- **Your task**:
Restate the data word for word and leave the images out.

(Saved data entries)
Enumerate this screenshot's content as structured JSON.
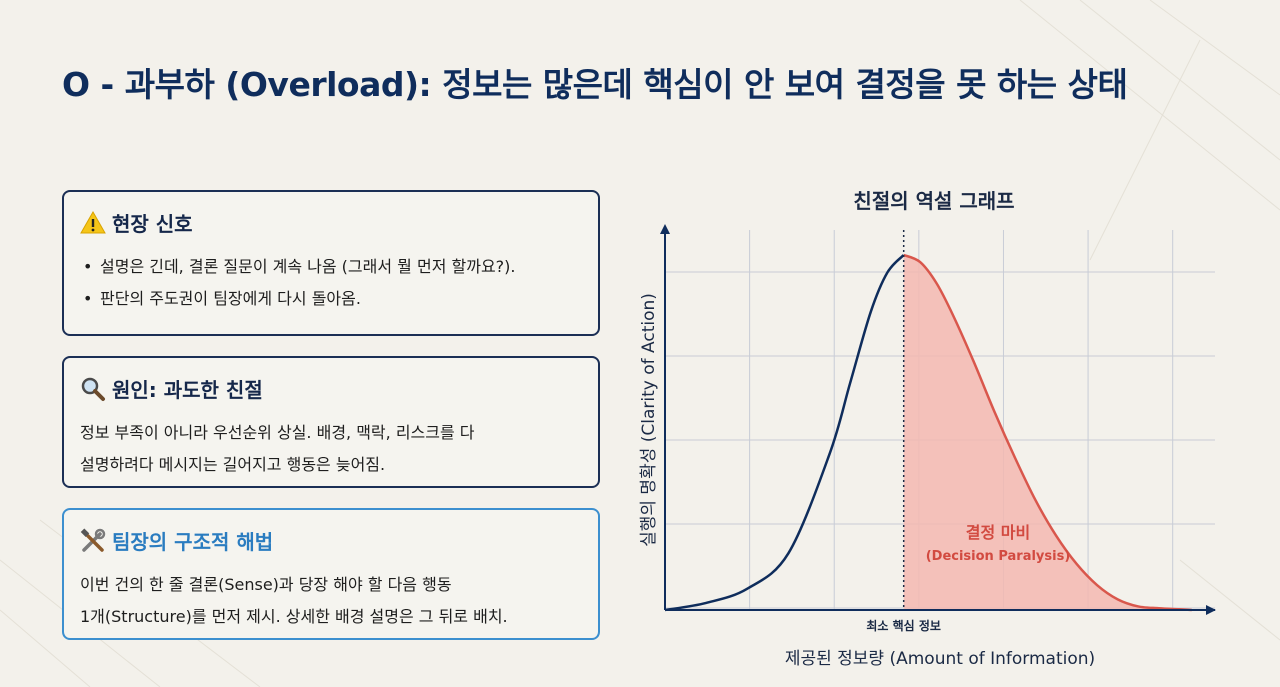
{
  "page": {
    "title": "O - 과부하 (Overload): 정보는 많은데 핵심이 안 보여 결정을 못 하는 상태"
  },
  "cards": [
    {
      "icon": "warning-icon",
      "heading": "현장 신호",
      "items": [
        "설명은 긴데, 결론 질문이 계속 나옴 (그래서 뭘 먼저 할까요?).",
        "판단의 주도권이 팀장에게 다시 돌아옴."
      ]
    },
    {
      "icon": "magnifier-icon",
      "heading": "원인: 과도한 친절",
      "lines": [
        "정보 부족이 아니라 우선순위 상실. 배경, 맥락, 리스크를 다",
        "설명하려다 메시지는 길어지고 행동은 늦어짐."
      ]
    },
    {
      "icon": "tools-icon",
      "heading": "팀장의 구조적 해법",
      "lines": [
        "이번 건의 한 줄 결론(Sense)과 당장 해야 할 다음 행동",
        "1개(Structure)를 먼저 제시. 상세한 배경 설명은 그 뒤로 배치."
      ]
    }
  ],
  "chart_data": {
    "type": "line",
    "title": "친절의 역설 그래프",
    "xlabel": "제공된 정보량 (Amount of Information)",
    "ylabel": "실행의 명확성 (Clarity of Action)",
    "xlim": [
      0,
      130
    ],
    "ylim": [
      0,
      100
    ],
    "grid": true,
    "peak_x": 58,
    "peak_y": 100,
    "marker_label": "최소 핵심 정보",
    "shaded_region_label": "결정 마비",
    "shaded_region_sublabel": "(Decision Paralysis)",
    "series": [
      {
        "name": "clarity",
        "x": [
          0,
          10,
          20,
          30,
          40,
          45,
          50,
          54,
          58,
          62,
          66,
          70,
          75,
          80,
          85,
          90,
          95,
          100,
          105,
          110,
          115,
          120,
          125,
          128
        ],
        "y": [
          0,
          2,
          6,
          16,
          44,
          64,
          84,
          95,
          100,
          98,
          92,
          83,
          70,
          56,
          43,
          31,
          21,
          13,
          7,
          3,
          1,
          0.5,
          0.2,
          0
        ]
      }
    ],
    "colors": {
      "curve": "#0f2d5c",
      "right_curve": "#d9574c",
      "fill": "#f3b9b2",
      "label": "#d24a40"
    }
  }
}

- **Output of the task**:
Enumerate this screenshot's content as structured JSON.
{
  "page": {
    "title": "O - 과부하 (Overload): 정보는 많은데 핵심이 안 보여 결정을 못 하는 상태"
  },
  "cards": [
    {
      "icon": "warning-icon",
      "heading": "현장 신호",
      "items": [
        "설명은 긴데, 결론 질문이 계속 나옴 (그래서 뭘 먼저 할까요?).",
        "판단의 주도권이 팀장에게 다시 돌아옴."
      ]
    },
    {
      "icon": "magnifier-icon",
      "heading": "원인: 과도한 친절",
      "lines": [
        "정보 부족이 아니라 우선순위 상실. 배경, 맥락, 리스크를 다",
        "설명하려다 메시지는 길어지고 행동은 늦어짐."
      ]
    },
    {
      "icon": "tools-icon",
      "heading": "팀장의 구조적 해법",
      "lines": [
        "이번 건의 한 줄 결론(Sense)과 당장 해야 할 다음 행동",
        "1개(Structure)를 먼저 제시. 상세한 배경 설명은 그 뒤로 배치."
      ]
    }
  ],
  "chart_data": {
    "type": "line",
    "title": "친절의 역설 그래프",
    "xlabel": "제공된 정보량 (Amount of Information)",
    "ylabel": "실행의 명확성 (Clarity of Action)",
    "xlim": [
      0,
      130
    ],
    "ylim": [
      0,
      100
    ],
    "grid": true,
    "peak_x": 58,
    "peak_y": 100,
    "marker_label": "최소 핵심 정보",
    "shaded_region_label": "결정 마비",
    "shaded_region_sublabel": "(Decision Paralysis)",
    "series": [
      {
        "name": "clarity",
        "x": [
          0,
          10,
          20,
          30,
          40,
          45,
          50,
          54,
          58,
          62,
          66,
          70,
          75,
          80,
          85,
          90,
          95,
          100,
          105,
          110,
          115,
          120,
          125,
          128
        ],
        "y": [
          0,
          2,
          6,
          16,
          44,
          64,
          84,
          95,
          100,
          98,
          92,
          83,
          70,
          56,
          43,
          31,
          21,
          13,
          7,
          3,
          1,
          0.5,
          0.2,
          0
        ]
      }
    ],
    "colors": {
      "curve": "#0f2d5c",
      "right_curve": "#d9574c",
      "fill": "#f3b9b2",
      "label": "#d24a40"
    }
  }
}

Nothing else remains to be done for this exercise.